> **DO THIS**: Present every line in which the string "listed" appears.

> **GIVEN RECORDS**:
----

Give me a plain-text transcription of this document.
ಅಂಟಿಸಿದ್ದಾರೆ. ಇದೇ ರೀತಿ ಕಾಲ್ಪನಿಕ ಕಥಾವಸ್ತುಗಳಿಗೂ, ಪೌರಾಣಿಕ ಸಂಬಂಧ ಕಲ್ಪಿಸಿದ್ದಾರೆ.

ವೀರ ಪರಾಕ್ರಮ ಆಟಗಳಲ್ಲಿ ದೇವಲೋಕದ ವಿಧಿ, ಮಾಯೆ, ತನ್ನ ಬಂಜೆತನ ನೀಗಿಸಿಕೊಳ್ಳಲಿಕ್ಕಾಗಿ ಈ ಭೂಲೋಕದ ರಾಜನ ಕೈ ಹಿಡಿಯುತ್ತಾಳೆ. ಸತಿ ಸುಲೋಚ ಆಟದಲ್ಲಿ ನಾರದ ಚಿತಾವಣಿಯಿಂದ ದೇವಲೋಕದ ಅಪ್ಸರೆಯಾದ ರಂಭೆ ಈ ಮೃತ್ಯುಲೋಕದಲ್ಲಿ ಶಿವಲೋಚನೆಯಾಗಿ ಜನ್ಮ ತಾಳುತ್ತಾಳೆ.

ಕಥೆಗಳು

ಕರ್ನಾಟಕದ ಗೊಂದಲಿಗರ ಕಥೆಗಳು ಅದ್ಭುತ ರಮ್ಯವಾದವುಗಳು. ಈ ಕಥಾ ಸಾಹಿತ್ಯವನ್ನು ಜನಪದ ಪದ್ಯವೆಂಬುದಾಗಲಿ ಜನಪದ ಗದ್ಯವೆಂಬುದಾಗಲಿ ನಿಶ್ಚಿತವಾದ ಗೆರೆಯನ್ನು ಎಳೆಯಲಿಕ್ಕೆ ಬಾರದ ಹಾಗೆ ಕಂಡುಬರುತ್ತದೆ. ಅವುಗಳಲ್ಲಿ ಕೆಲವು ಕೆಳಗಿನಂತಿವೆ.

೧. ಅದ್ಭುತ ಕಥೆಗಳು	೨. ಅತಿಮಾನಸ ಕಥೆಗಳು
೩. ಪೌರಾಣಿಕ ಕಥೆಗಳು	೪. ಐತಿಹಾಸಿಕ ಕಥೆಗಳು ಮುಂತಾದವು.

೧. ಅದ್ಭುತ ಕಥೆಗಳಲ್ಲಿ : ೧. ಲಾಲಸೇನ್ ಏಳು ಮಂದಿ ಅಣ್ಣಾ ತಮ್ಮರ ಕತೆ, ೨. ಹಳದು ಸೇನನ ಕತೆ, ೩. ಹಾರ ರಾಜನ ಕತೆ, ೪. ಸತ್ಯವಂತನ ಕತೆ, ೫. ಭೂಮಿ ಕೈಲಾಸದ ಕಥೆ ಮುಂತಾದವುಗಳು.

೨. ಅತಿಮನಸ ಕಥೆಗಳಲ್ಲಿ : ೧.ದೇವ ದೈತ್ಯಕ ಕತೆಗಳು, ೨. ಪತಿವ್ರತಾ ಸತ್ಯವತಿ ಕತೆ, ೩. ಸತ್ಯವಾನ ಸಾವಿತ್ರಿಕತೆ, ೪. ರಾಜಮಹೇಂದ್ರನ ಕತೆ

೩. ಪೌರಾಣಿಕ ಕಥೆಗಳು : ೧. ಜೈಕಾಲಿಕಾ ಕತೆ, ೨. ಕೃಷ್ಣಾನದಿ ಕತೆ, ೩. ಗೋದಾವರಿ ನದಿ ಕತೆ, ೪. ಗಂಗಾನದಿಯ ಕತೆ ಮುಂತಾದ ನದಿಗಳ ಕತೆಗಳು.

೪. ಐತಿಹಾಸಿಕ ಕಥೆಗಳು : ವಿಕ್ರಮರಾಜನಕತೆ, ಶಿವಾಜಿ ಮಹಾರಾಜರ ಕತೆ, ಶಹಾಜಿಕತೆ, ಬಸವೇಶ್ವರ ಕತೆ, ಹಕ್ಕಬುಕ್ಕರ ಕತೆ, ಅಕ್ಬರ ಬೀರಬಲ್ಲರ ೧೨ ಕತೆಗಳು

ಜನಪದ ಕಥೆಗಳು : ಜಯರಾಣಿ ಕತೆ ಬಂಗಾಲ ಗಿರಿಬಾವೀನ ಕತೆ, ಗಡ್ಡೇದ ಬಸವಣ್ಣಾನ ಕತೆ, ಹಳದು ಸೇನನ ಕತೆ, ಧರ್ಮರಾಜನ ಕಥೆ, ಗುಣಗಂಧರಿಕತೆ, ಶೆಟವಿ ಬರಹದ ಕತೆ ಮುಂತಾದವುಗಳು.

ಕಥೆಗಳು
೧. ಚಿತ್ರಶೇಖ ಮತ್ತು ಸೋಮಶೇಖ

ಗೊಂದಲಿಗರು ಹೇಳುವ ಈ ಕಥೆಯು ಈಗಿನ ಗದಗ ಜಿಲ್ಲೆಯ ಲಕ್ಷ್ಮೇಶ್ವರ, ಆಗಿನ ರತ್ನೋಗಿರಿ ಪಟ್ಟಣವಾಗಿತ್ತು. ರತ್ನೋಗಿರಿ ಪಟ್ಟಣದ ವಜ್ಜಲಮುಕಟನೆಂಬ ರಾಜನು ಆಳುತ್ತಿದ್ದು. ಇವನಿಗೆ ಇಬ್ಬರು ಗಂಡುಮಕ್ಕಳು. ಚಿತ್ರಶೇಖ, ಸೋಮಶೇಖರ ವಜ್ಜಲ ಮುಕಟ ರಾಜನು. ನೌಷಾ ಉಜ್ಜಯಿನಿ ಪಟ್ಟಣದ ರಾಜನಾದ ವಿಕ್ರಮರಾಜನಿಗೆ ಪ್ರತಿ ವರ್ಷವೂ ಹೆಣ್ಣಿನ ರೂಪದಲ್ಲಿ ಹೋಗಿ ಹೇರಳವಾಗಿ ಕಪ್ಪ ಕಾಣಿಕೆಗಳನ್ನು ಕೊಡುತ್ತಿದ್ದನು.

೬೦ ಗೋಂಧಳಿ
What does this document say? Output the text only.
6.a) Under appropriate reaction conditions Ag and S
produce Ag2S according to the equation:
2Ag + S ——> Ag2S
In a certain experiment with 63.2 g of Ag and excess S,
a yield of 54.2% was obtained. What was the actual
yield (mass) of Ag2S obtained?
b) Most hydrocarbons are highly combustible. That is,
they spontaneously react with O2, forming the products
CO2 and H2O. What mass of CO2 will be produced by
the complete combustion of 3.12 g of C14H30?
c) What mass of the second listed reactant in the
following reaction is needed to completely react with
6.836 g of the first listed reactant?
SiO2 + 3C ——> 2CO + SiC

----

> **ANSWER FOR THIS EXERCISE**:
c) What mass of the second listed reactant in the
6.836 g of the first listed reactant?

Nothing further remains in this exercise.